#### Materials provided
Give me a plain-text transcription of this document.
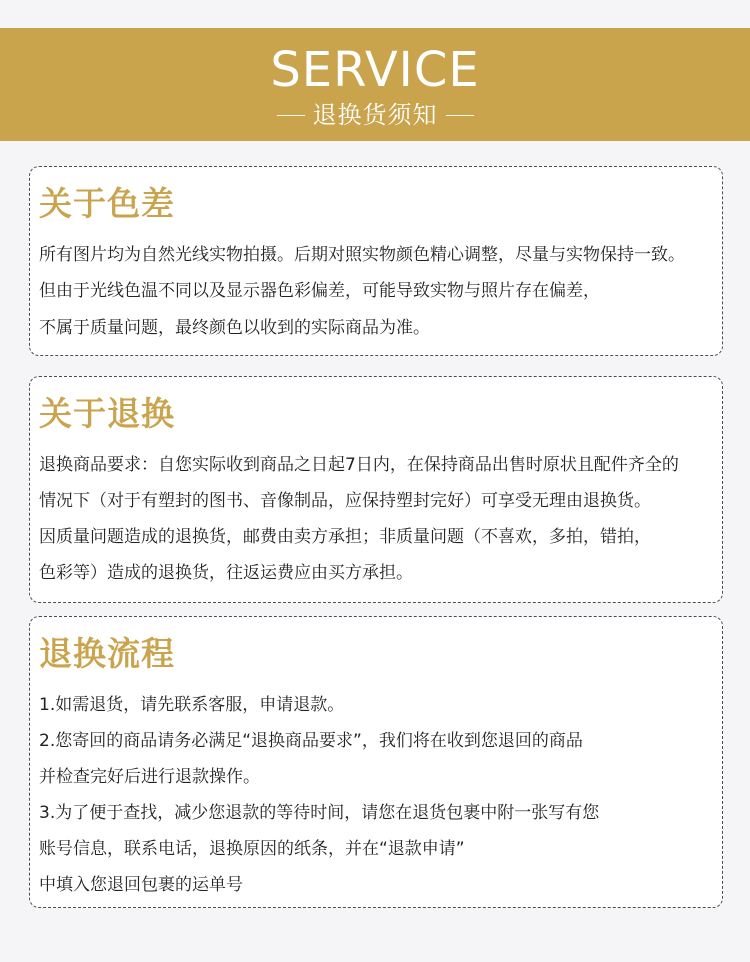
SERVICE
退换货须知
关于色差
所有图片均为自然光线实物拍摄。后期对照实物颜色精心调整，尽量与实物保持一致。
但由于光线色温不同以及显示器色彩偏差，可能导致实物与照片存在偏差，
不属于质量问题，最终颜色以收到的实际商品为准。
关于退换
退换商品要求：自您实际收到商品之日起7日内，在保持商品出售时原状且配件齐全的
情况下（对于有塑封的图书、音像制品，应保持塑封完好）可享受无理由退换货。
因质量问题造成的退换货，邮费由卖方承担；非质量问题（不喜欢，多拍，错拍，
色彩等）造成的退换货，往返运费应由买方承担。
退换流程
1.如需退货，请先联系客服，申请退款。
2.您寄回的商品请务必满足“退换商品要求”，我们将在收到您退回的商品
并检查完好后进行退款操作。
3.为了便于查找，减少您退款的等待时间，请您在退货包裹中附一张写有您
账号信息，联系电话，退换原因的纸条，并在“退款申请”
中填入您退回包裹的运单号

#### Challenge
Pictures in the records above are not copied; print everything else exactly.

#### Correct answer
Give me a plain-text transcription of this document.
SERVICE
退换货须知
关于色差
所有图片均为自然光线实物拍摄。后期对照实物颜色精心调整，尽量与实物保持一致。
但由于光线色温不同以及显示器色彩偏差，可能导致实物与照片存在偏差，
不属于质量问题，最终颜色以收到的实际商品为准。
关于退换
退换商品要求：自您实际收到商品之日起7日内，在保持商品出售时原状且配件齐全的
情况下（对于有塑封的图书、音像制品，应保持塑封完好）可享受无理由退换货。
因质量问题造成的退换货，邮费由卖方承担；非质量问题（不喜欢，多拍，错拍，
色彩等）造成的退换货，往返运费应由买方承担。
退换流程
1.如需退货，请先联系客服，申请退款。
2.您寄回的商品请务必满足“退换商品要求”，我们将在收到您退回的商品
并检查完好后进行退款操作。
3.为了便于查找，减少您退款的等待时间，请您在退货包裹中附一张写有您
账号信息，联系电话，退换原因的纸条，并在“退款申请”
中填入您退回包裹的运单号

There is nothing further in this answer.